Reproduce every one of the items below word for word, but leave the pictures out of your answer.

+++ DATA PROVIDED

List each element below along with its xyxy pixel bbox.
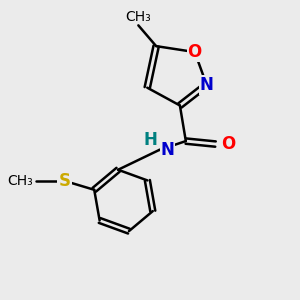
Text: O: O: [221, 135, 235, 153]
Text: N: N: [200, 76, 214, 94]
Text: O: O: [188, 43, 202, 61]
Text: CH₃: CH₃: [8, 174, 33, 188]
Text: CH₃: CH₃: [125, 10, 151, 24]
Text: H: H: [144, 130, 158, 148]
Text: S: S: [58, 172, 70, 190]
Text: N: N: [160, 141, 175, 159]
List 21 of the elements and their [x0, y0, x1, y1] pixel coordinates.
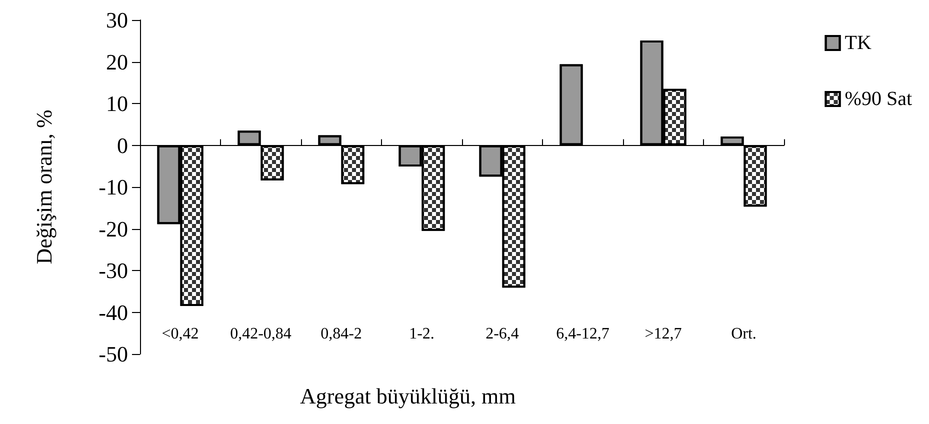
y-axis-title: Değişim oranı, %: [32, 110, 56, 264]
x-tick-label: Ort.: [731, 326, 756, 342]
x-axis-title: Agregat büyüklüğü, mm: [300, 384, 516, 408]
y-tick-label: 20: [106, 49, 128, 74]
y-tick-label: -20: [98, 216, 128, 242]
x-tick-label: 2-6,4: [486, 326, 519, 342]
y-tick-label: -30: [98, 258, 128, 283]
legend-label: TK: [844, 32, 872, 54]
y-tick-label: -50: [98, 342, 128, 366]
x-tick-label: <0,42: [162, 326, 199, 342]
y-tick-label: 10: [106, 91, 128, 116]
y-tick-label: -10: [98, 174, 128, 200]
x-tick-label: 1-2.: [409, 326, 434, 342]
x-tick-label: 6,4-12,7: [556, 326, 610, 342]
x-tick-label: 0,84-2: [320, 326, 362, 342]
x-tick-label: >12,7: [644, 326, 682, 342]
legend-label: %90 Sat: [844, 88, 912, 110]
y-tick-label: 30: [106, 8, 128, 32]
y-tick-label: -40: [98, 300, 128, 325]
y-tick-label: 0: [117, 132, 128, 158]
x-tick-label: 0,42-0,84: [230, 326, 292, 342]
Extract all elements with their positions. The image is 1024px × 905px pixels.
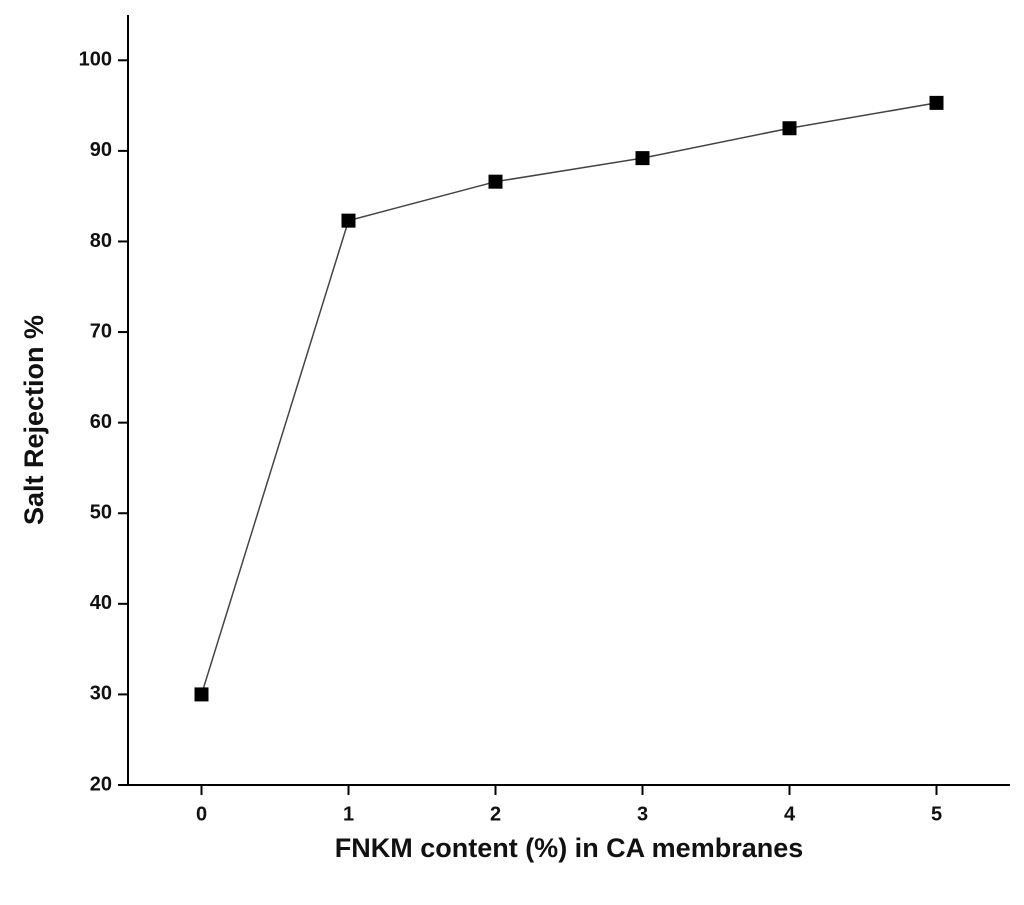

++++++

# ANSWER TO THIS PROBLEM
List each element below along with its xyxy pixel bbox.
Text: O: O: [221, 135, 235, 153]
Text: N: N: [200, 76, 214, 94]
Text: O: O: [188, 43, 202, 61]
Text: CH₃: CH₃: [8, 174, 33, 188]
Text: CH₃: CH₃: [125, 10, 151, 24]
Text: H: H: [144, 130, 158, 148]
Text: S: S: [58, 172, 70, 190]
Text: N: N: [160, 141, 175, 159]
List 21 of the elements and their [x0, y0, x1, y1] pixel coordinates.
y-axis-title: Değişim oranı, %: [32, 110, 56, 264]
x-tick-label: Ort.: [731, 326, 756, 342]
x-axis-title: Agregat büyüklüğü, mm: [300, 384, 516, 408]
y-tick-label: 20: [106, 49, 128, 74]
y-tick-label: -20: [98, 216, 128, 242]
x-tick-label: 2-6,4: [486, 326, 519, 342]
y-tick-label: -30: [98, 258, 128, 283]
legend-label: TK: [844, 32, 872, 54]
y-tick-label: -50: [98, 342, 128, 366]
x-tick-label: <0,42: [162, 326, 199, 342]
y-tick-label: 10: [106, 91, 128, 116]
y-tick-label: -10: [98, 174, 128, 200]
x-tick-label: 1-2.: [409, 326, 434, 342]
x-tick-label: 6,4-12,7: [556, 326, 610, 342]
x-tick-label: 0,84-2: [320, 326, 362, 342]
x-tick-label: >12,7: [644, 326, 682, 342]
legend-label: %90 Sat: [844, 88, 912, 110]
y-tick-label: 30: [106, 8, 128, 32]
y-tick-label: -40: [98, 300, 128, 325]
y-tick-label: 0: [117, 132, 128, 158]
x-tick-label: 0,42-0,84: [230, 326, 292, 342]
Extract all elements with their positions. The image is 1024px × 905px pixels.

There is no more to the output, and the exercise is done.